_Requirement_
Gather up every line from the entries below that uses the word "预防感染".
━━━ Dataset records ━━━
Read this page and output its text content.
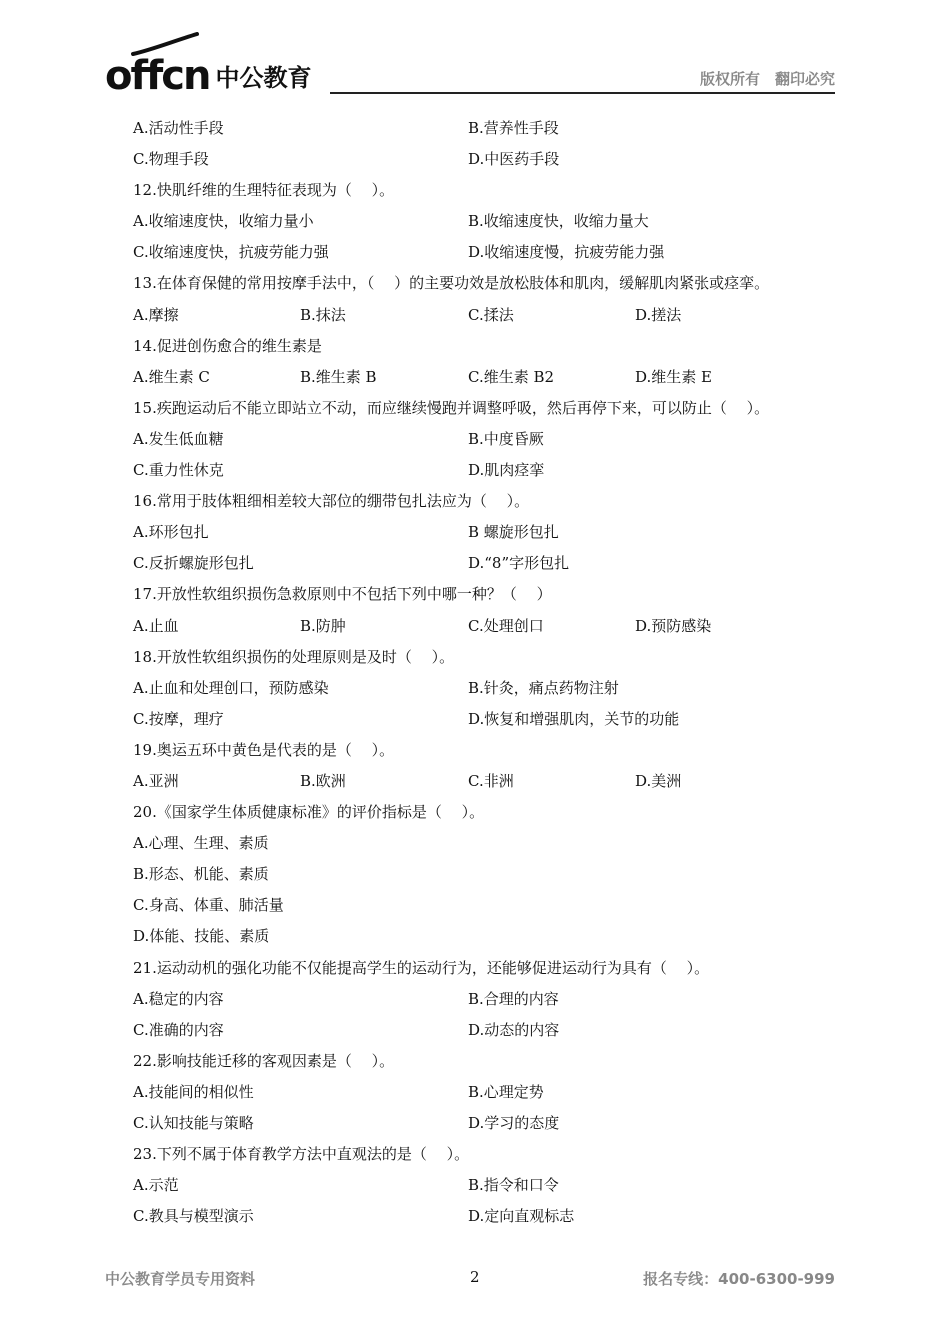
offcn 中公教育	版权所有　翻印必究
A.活动性手段	B.营养性手段
C.物理手段	D.中医药手段
12.快肌纤维的生理特征表现为（　 ）。
A.收缩速度快，收缩力量小	B.收缩速度快，收缩力量大
C.收缩速度快，抗疲劳能力强	D.收缩速度慢，抗疲劳能力强
13.在体育保健的常用按摩手法中，（　 ）的主要功效是放松肢体和肌肉，缓解肌肉紧张或痉挛。
A.摩擦	B.抹法	C.揉法	D.搓法
14.促进创伤愈合的维生素是
A.维生素 C	B.维生素 B	C.维生素 B2	D.维生素 E
15.疾跑运动后不能立即站立不动，而应继续慢跑并调整呼吸，然后再停下来，可以防止（　 ）。
A.发生低血糖	B.中度昏厥
C.重力性休克	D.肌肉痉挛
16.常用于肢体粗细相差较大部位的绷带包扎法应为（　 ）。
A.环形包扎	B 螺旋形包扎
C.反折螺旋形包扎	D.“8”字形包扎
17.开放性软组织损伤急救原则中不包括下列中哪一种？（　 ）
A.止血	B.防肿	C.处理创口	D.预防感染
18.开放性软组织损伤的处理原则是及时（　 ）。
A.止血和处理创口，预防感染	B.针灸，痛点药物注射
C.按摩，理疗	D.恢复和增强肌肉，关节的功能
19.奥运五环中黄色是代表的是（　 ）。
A.亚洲	B.欧洲	C.非洲	D.美洲
20.《国家学生体质健康标准》的评价指标是（　 ）。
A.心理、生理、素质
B.形态、机能、素质
C.身高、体重、肺活量
D.体能、技能、素质
21.运动动机的强化功能不仅能提高学生的运动行为，还能够促进运动行为具有（　 ）。
A.稳定的内容	B.合理的内容
C.准确的内容	D.动态的内容
22.影响技能迁移的客观因素是（　 ）。
A.技能间的相似性	B.心理定势
C.认知技能与策略	D.学习的态度
23.下列不属于体育教学方法中直观法的是（　 ）。
A.示范	B.指令和口令
C.教具与模型演示	D.定向直观标志
中公教育学员专用资料	2	报名专线：400-6300-999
━━━
_Reply to the exercise_
A.止血	B.防肿	C.处理创口	D.预防感染
A.止血和处理创口，预防感染	B.针灸，痛点药物注射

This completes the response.